Exactly repeat the material, dropping only the pictures.

____ DATA SHOWN

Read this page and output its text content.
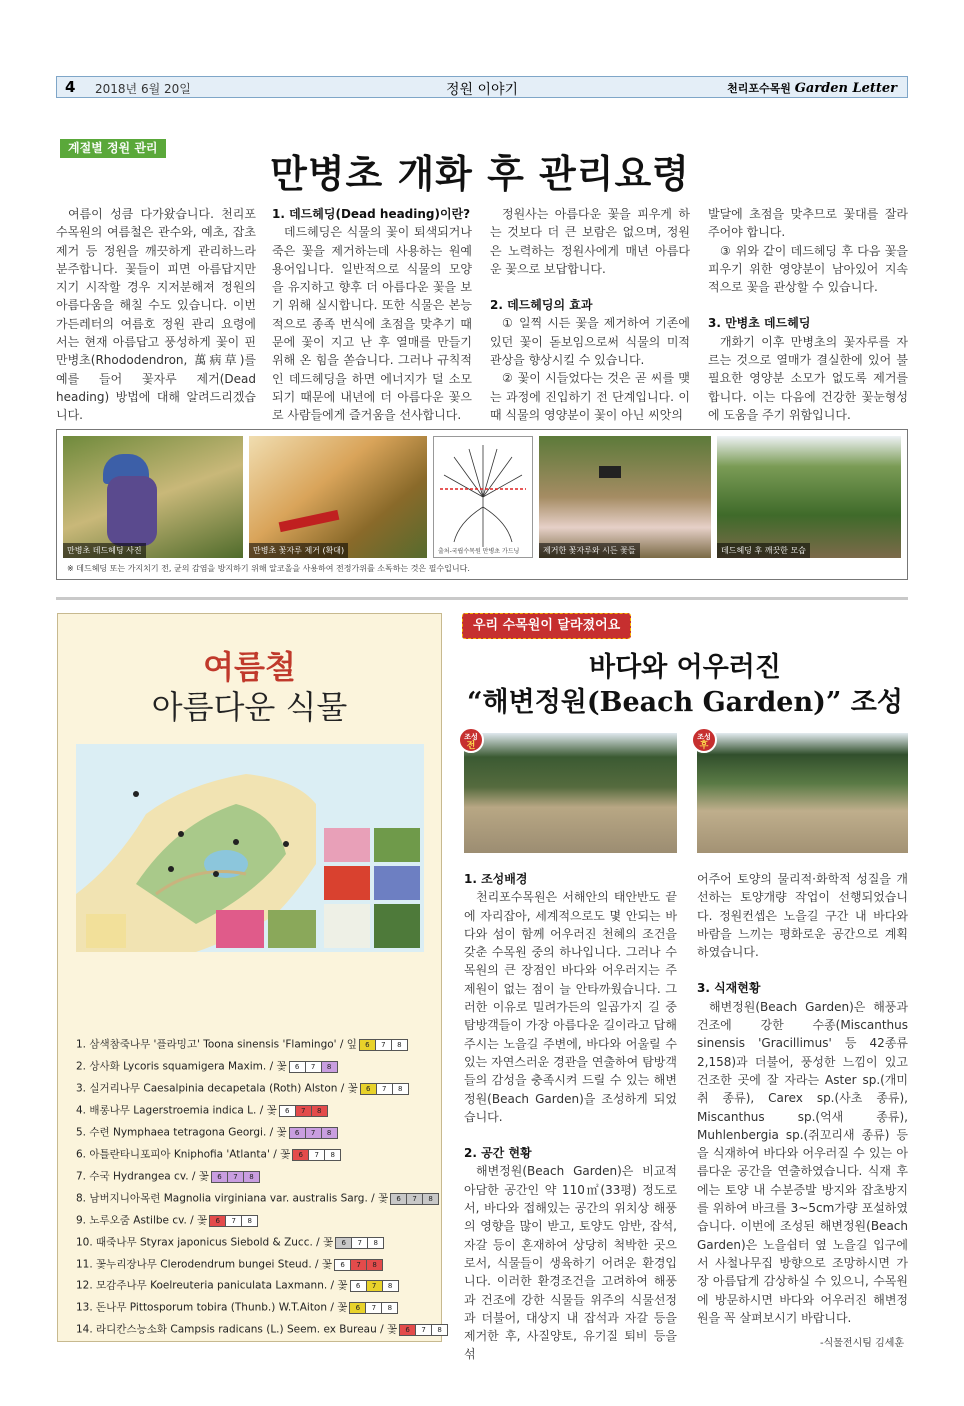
4 2018년 6월 20일	정원 이야기	천리포수목원 Garden Letter
계절별 정원 관리
만병초 개화 후 관리요령

여름이 성큼 다가왔습니다. 천리포수목원의 여름철은 관수와, 예초, 잡초제거 등 정원을 깨끗하게 관리하느라 분주합니다. 꽃들이 피면 아름답지만 지기 시작할 경우 지저분해져 정원의 아름다움을 해칠 수도 있습니다. 이번 가든레터의 여름호 정원 관리 요령에서는 현재 아름답고 풍성하게 꽃이 핀 만병초(Rhododendron, 萬病草)를 예를 들어 꽃자루 제거(Dead heading) 방법에 대해 알려드리겠습니다.

1. 데드헤딩(Dead heading)이란?

데드헤딩은 식물의 꽃이 퇴색되거나 죽은 꽃을 제거하는데 사용하는 원예 용어입니다. 일반적으로 식물의 모양을 유지하고 향후 더 아름다운 꽃을 보기 위해 실시합니다. 또한 식물은 본능적으로 종족 번식에 초점을 맞추기 때문에 꽃이 지고 난 후 열매를 만들기 위해 온 힘을 쏟습니다. 그러나 규칙적인 데드헤딩을 하면 에너지가 덜 소모되기 때문에 내년에 더 아름다운 꽃으로 사람들에게 즐거움을 선사합니다.

정원사는 아름다운 꽃을 피우게 하는 것보다 더 큰 보람은 없으며, 정원은 노력하는 정원사에게 매년 아름다운 꽃으로 보답합니다.

2. 데드헤딩의 효과

① 일찍 시든 꽃을 제거하여 기존에 있던 꽃이 돋보임으로써 식물의 미적 관상을 향상시킬 수 있습니다.

② 꽃이 시들었다는 것은 곧 씨를 맺는 과정에 진입하기 전 단계입니다. 이 때 식물의 영양분이 꽃이 아닌 씨앗의

발달에 초점을 맞추므로 꽃대를 잘라 주어야 합니다.

③ 위와 같이 데드헤딩 후 다음 꽃을 피우기 위한 영양분이 남아있어 지속적으로 꽃을 관상할 수 있습니다.

3. 만병초 데드헤딩

개화기 이후 만병초의 꽃자루를 자르는 것으로 열매가 결실한에 있어 불필요한 영양분 소모가 없도록 제거를 합니다. 이는 다음에 건강한 꽃눈형성에 도움을 주기 위함입니다.

만병초 데드헤딩 사진	만병초 꽃자루 제거 (확대)	출처-국립수목원 만병초 가드닝	제거한 꽃자루와 시든 꽃들	데드헤딩 후 깨끗한 모습
※ 데드헤딩 또는 가지치기 전, 균의 감염을 방지하기 위해 알코올을 사용하여 전정가위를 소독하는 것은 필수입니다.
여름철
아름다운 식물
1. 삼색참죽나무 '플라밍고' Toona sinensis 'Flamingo' / 잎 6 7 8
2. 상사화 Lycoris squamigera Maxim. / 꽃 6 7 8
3. 실거리나무 Caesalpinia decapetala (Roth) Alston / 꽃 6 7 8
4. 배롱나무 Lagerstroemia indica L. / 꽃 6 7 8
5. 수련 Nymphaea tetragona Georgi. / 꽃 6 7 8
6. 아틀란타니포피아 Kniphofia 'Atlanta' / 꽃 6 7 8
7. 수국 Hydrangea cv. / 꽃 6 7 8
8. 남버지니아목련 Magnolia virginiana var. australis Sarg. / 꽃 6 7 8
9. 노루오줌 Astilbe cv. / 꽃 6 7 8
10. 때죽나무 Styrax japonicus Siebold & Zucc. / 꽃 6 7 8
11. 꽃누리장나무 Clerodendrum bungei Steud. / 꽃 6 7 8
12. 모감주나무 Koelreuteria paniculata Laxmann. / 꽃 6 7 8
13. 돈나무 Pittosporum tobira (Thunb.) W.T.Aiton / 꽃 6 7 8
14. 라디칸스능소화 Campsis radicans (L.) Seem. ex Bureau / 꽃 6 7 8
우리 수목원이 달라졌어요
바다와 어우러진
“해변정원(Beach Garden)” 조성
조성
전
조성
후

1. 조성배경

천리포수목원은 서해안의 태안반도 끝에 자리잡아, 세계적으로도 몇 안되는 바다와 섬이 함께 어우러진 천혜의 조건을 갖춘 수목원 중의 하나입니다. 그러나 수목원의 큰 장점인 바다와 어우러지는 주제원이 없는 점이 늘 안타까웠습니다. 그러한 이유로 밀려가든의 일곱가지 길 중 탐방객들이 가장 아름다운 길이라고 답해주시는 노을길 주변에, 바다와 어울릴 수 있는 자연스러운 경관을 연출하여 탐방객들의 감성을 충족시켜 드릴 수 있는 해변정원(Beach Garden)을 조성하게 되었습니다.

2. 공간 현황

해변정원(Beach Garden)은 비교적 아담한 공간인 약 110㎡(33평) 정도로서, 바다와 접해있는 공간의 위치상 해풍의 영향을 많이 받고, 토양도 암반, 잡석, 자갈 등이 혼재하여 상당히 척박한 곳으로서, 식물들이 생육하기 어려운 환경입니다. 이러한 환경조건을 고려하여 해풍과 건조에 강한 식물들 위주의 식물선정과 더불어, 대상지 내 잡석과 자갈 등을 제거한 후, 사질양토, 유기질 퇴비 등을 섞

어주어 토양의 물리적·화학적 성질을 개선하는 토양개량 작업이 선행되었습니다. 정원컨셉은 노을길 구간 내 바다와 바람을 느끼는 평화로운 공간으로 계획하였습니다.

3. 식재현황

해변정원(Beach Garden)은 해풍과 건조에 강한 수종(Miscanthus sinensis 'Gracillimus' 등 42종류 2,158)과 더불어, 풍성한 느낌이 있고 건조한 곳에 잘 자라는 Aster sp.(개미취 종류), Carex sp.(사초 종류), Miscanthus sp.(억새 종류), Muhlenbergia sp.(쥐꼬리새 종류) 등을 식재하여 바다와 어우러질 수 있는 아름다운 공간을 연출하였습니다. 식재 후에는 토양 내 수분증발 방지와 잡초방지를 위하여 바크를 3~5cm가량 포설하였습니다. 이번에 조성된 해변정원(Beach Garden)은 노을쉼터 옆 노을길 입구에서 사철나무집 방향으로 조망하시면 가장 아름답게 감상하실 수 있으니, 수목원에 방문하시면 바다와 어우러진 해변정원을 꼭 살펴보시기 바랍니다.

-식물전시팀 김세훈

________

● **EXERCISE SOLUTION**
Read this page and output its text content.
4 2018년 6월 20일	정원 이야기	천리포수목원 Garden Letter
계절별 정원 관리
만병초 개화 후 관리요령

여름이 성큼 다가왔습니다. 천리포수목원의 여름철은 관수와, 예초, 잡초제거 등 정원을 깨끗하게 관리하느라 분주합니다. 꽃들이 피면 아름답지만 지기 시작할 경우 지저분해져 정원의 아름다움을 해칠 수도 있습니다. 이번 가든레터의 여름호 정원 관리 요령에서는 현재 아름답고 풍성하게 꽃이 핀 만병초(Rhododendron, 萬病草)를 예를 들어 꽃자루 제거(Dead heading) 방법에 대해 알려드리겠습니다.

1. 데드헤딩(Dead heading)이란?

데드헤딩은 식물의 꽃이 퇴색되거나 죽은 꽃을 제거하는데 사용하는 원예 용어입니다. 일반적으로 식물의 모양을 유지하고 향후 더 아름다운 꽃을 보기 위해 실시합니다. 또한 식물은 본능적으로 종족 번식에 초점을 맞추기 때문에 꽃이 지고 난 후 열매를 만들기 위해 온 힘을 쏟습니다. 그러나 규칙적인 데드헤딩을 하면 에너지가 덜 소모되기 때문에 내년에 더 아름다운 꽃으로 사람들에게 즐거움을 선사합니다.

정원사는 아름다운 꽃을 피우게 하는 것보다 더 큰 보람은 없으며, 정원은 노력하는 정원사에게 매년 아름다운 꽃으로 보답합니다.

2. 데드헤딩의 효과

① 일찍 시든 꽃을 제거하여 기존에 있던 꽃이 돋보임으로써 식물의 미적 관상을 향상시킬 수 있습니다.

② 꽃이 시들었다는 것은 곧 씨를 맺는 과정에 진입하기 전 단계입니다. 이 때 식물의 영양분이 꽃이 아닌 씨앗의

발달에 초점을 맞추므로 꽃대를 잘라 주어야 합니다.

③ 위와 같이 데드헤딩 후 다음 꽃을 피우기 위한 영양분이 남아있어 지속적으로 꽃을 관상할 수 있습니다.

3. 만병초 데드헤딩

개화기 이후 만병초의 꽃자루를 자르는 것으로 열매가 결실한에 있어 불필요한 영양분 소모가 없도록 제거를 합니다. 이는 다음에 건강한 꽃눈형성에 도움을 주기 위함입니다.

만병초 데드헤딩 사진	만병초 꽃자루 제거 (확대)	출처-국립수목원 만병초 가드닝	제거한 꽃자루와 시든 꽃들	데드헤딩 후 깨끗한 모습
※ 데드헤딩 또는 가지치기 전, 균의 감염을 방지하기 위해 알코올을 사용하여 전정가위를 소독하는 것은 필수입니다.
여름철
아름다운 식물
1. 삼색참죽나무 '플라밍고' Toona sinensis 'Flamingo' / 잎 6 7 8
2. 상사화 Lycoris squamigera Maxim. / 꽃 6 7 8
3. 실거리나무 Caesalpinia decapetala (Roth) Alston / 꽃 6 7 8
4. 배롱나무 Lagerstroemia indica L. / 꽃 6 7 8
5. 수련 Nymphaea tetragona Georgi. / 꽃 6 7 8
6. 아틀란타니포피아 Kniphofia 'Atlanta' / 꽃 6 7 8
7. 수국 Hydrangea cv. / 꽃 6 7 8
8. 남버지니아목련 Magnolia virginiana var. australis Sarg. / 꽃 6 7 8
9. 노루오줌 Astilbe cv. / 꽃 6 7 8
10. 때죽나무 Styrax japonicus Siebold & Zucc. / 꽃 6 7 8
11. 꽃누리장나무 Clerodendrum bungei Steud. / 꽃 6 7 8
12. 모감주나무 Koelreuteria paniculata Laxmann. / 꽃 6 7 8
13. 돈나무 Pittosporum tobira (Thunb.) W.T.Aiton / 꽃 6 7 8
14. 라디칸스능소화 Campsis radicans (L.) Seem. ex Bureau / 꽃 6 7 8
우리 수목원이 달라졌어요
바다와 어우러진
“해변정원(Beach Garden)” 조성
조성
전
조성
후

1. 조성배경

천리포수목원은 서해안의 태안반도 끝에 자리잡아, 세계적으로도 몇 안되는 바다와 섬이 함께 어우러진 천혜의 조건을 갖춘 수목원 중의 하나입니다. 그러나 수목원의 큰 장점인 바다와 어우러지는 주제원이 없는 점이 늘 안타까웠습니다. 그러한 이유로 밀려가든의 일곱가지 길 중 탐방객들이 가장 아름다운 길이라고 답해주시는 노을길 주변에, 바다와 어울릴 수 있는 자연스러운 경관을 연출하여 탐방객들의 감성을 충족시켜 드릴 수 있는 해변정원(Beach Garden)을 조성하게 되었습니다.

2. 공간 현황

해변정원(Beach Garden)은 비교적 아담한 공간인 약 110㎡(33평) 정도로서, 바다와 접해있는 공간의 위치상 해풍의 영향을 많이 받고, 토양도 암반, 잡석, 자갈 등이 혼재하여 상당히 척박한 곳으로서, 식물들이 생육하기 어려운 환경입니다. 이러한 환경조건을 고려하여 해풍과 건조에 강한 식물들 위주의 식물선정과 더불어, 대상지 내 잡석과 자갈 등을 제거한 후, 사질양토, 유기질 퇴비 등을 섞

어주어 토양의 물리적·화학적 성질을 개선하는 토양개량 작업이 선행되었습니다. 정원컨셉은 노을길 구간 내 바다와 바람을 느끼는 평화로운 공간으로 계획하였습니다.

3. 식재현황

해변정원(Beach Garden)은 해풍과 건조에 강한 수종(Miscanthus sinensis 'Gracillimus' 등 42종류 2,158)과 더불어, 풍성한 느낌이 있고 건조한 곳에 잘 자라는 Aster sp.(개미취 종류), Carex sp.(사초 종류), Miscanthus sp.(억새 종류), Muhlenbergia sp.(쥐꼬리새 종류) 등을 식재하여 바다와 어우러질 수 있는 아름다운 공간을 연출하였습니다. 식재 후에는 토양 내 수분증발 방지와 잡초방지를 위하여 바크를 3~5cm가량 포설하였습니다. 이번에 조성된 해변정원(Beach Garden)은 노을쉼터 옆 노을길 입구에서 사철나무집 방향으로 조망하시면 가장 아름답게 감상하실 수 있으니, 수목원에 방문하시면 바다와 어우러진 해변정원을 꼭 살펴보시기 바랍니다.

-식물전시팀 김세훈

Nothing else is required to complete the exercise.